* **EXERCISE DIRECTIONS**
From the material below, list every line containing "Scoreboard".

* **EXTRACTED ENTRIES**
....

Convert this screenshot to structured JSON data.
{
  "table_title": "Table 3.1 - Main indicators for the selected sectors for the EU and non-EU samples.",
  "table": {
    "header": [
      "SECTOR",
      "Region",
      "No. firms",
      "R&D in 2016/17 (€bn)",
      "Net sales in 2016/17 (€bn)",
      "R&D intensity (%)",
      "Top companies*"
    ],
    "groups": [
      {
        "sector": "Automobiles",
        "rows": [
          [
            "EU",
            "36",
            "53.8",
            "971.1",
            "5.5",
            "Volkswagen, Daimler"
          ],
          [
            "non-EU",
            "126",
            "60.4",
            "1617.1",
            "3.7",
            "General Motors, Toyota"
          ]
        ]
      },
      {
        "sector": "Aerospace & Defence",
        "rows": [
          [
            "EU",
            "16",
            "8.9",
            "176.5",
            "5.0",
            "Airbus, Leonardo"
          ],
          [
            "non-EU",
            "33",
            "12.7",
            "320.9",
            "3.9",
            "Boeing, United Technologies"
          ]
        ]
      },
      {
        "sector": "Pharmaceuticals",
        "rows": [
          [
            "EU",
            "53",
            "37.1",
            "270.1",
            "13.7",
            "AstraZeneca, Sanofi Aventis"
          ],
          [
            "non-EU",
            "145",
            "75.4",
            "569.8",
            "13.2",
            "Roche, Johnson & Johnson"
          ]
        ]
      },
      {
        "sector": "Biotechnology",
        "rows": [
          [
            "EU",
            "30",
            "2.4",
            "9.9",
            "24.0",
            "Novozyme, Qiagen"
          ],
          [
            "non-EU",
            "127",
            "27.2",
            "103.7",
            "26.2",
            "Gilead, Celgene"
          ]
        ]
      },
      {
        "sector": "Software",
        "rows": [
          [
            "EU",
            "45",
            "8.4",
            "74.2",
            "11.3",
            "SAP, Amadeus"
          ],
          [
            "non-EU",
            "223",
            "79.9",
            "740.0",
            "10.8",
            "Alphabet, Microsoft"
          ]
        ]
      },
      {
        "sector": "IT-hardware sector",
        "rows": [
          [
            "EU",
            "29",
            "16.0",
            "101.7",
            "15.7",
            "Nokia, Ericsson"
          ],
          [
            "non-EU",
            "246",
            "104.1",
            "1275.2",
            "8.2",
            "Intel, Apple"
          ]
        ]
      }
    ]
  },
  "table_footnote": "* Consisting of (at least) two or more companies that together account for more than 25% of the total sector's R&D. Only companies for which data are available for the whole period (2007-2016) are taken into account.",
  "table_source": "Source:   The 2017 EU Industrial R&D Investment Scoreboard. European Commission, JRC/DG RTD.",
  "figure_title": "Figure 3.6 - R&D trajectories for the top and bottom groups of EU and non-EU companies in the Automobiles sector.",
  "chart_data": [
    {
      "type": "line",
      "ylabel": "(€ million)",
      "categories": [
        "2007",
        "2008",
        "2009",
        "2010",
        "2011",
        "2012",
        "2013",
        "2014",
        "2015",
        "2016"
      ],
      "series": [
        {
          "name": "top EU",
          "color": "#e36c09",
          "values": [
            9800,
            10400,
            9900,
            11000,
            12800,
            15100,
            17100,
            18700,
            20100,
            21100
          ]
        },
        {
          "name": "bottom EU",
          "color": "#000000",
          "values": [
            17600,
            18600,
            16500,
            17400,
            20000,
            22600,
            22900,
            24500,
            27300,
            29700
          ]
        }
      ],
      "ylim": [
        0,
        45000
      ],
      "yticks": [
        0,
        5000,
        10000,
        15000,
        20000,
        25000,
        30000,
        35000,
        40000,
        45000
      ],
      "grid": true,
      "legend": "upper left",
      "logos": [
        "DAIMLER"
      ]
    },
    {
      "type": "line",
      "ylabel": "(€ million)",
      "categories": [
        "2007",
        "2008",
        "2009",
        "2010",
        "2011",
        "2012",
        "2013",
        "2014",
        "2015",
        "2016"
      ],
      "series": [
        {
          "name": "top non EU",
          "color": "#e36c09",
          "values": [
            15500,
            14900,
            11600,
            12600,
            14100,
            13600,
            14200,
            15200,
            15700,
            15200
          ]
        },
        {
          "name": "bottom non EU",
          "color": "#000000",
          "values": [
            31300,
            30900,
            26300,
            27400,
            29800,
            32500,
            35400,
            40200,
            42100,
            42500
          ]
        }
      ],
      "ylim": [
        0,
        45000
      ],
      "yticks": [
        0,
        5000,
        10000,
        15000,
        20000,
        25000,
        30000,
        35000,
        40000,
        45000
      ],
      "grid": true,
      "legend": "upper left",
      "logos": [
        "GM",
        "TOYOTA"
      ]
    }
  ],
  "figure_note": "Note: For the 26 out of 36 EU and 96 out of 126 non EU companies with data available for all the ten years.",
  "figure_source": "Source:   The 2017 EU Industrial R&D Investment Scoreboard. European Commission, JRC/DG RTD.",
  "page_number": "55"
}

....

* **TASK ANSWER**
  "table_source": "Source:   The 2017 EU Industrial R&D Investment Scoreboard. European Commission, JRC/DG RTD.",
  "figure_source": "Source:   The 2017 EU Industrial R&D Investment Scoreboard. European Commission, JRC/DG RTD.",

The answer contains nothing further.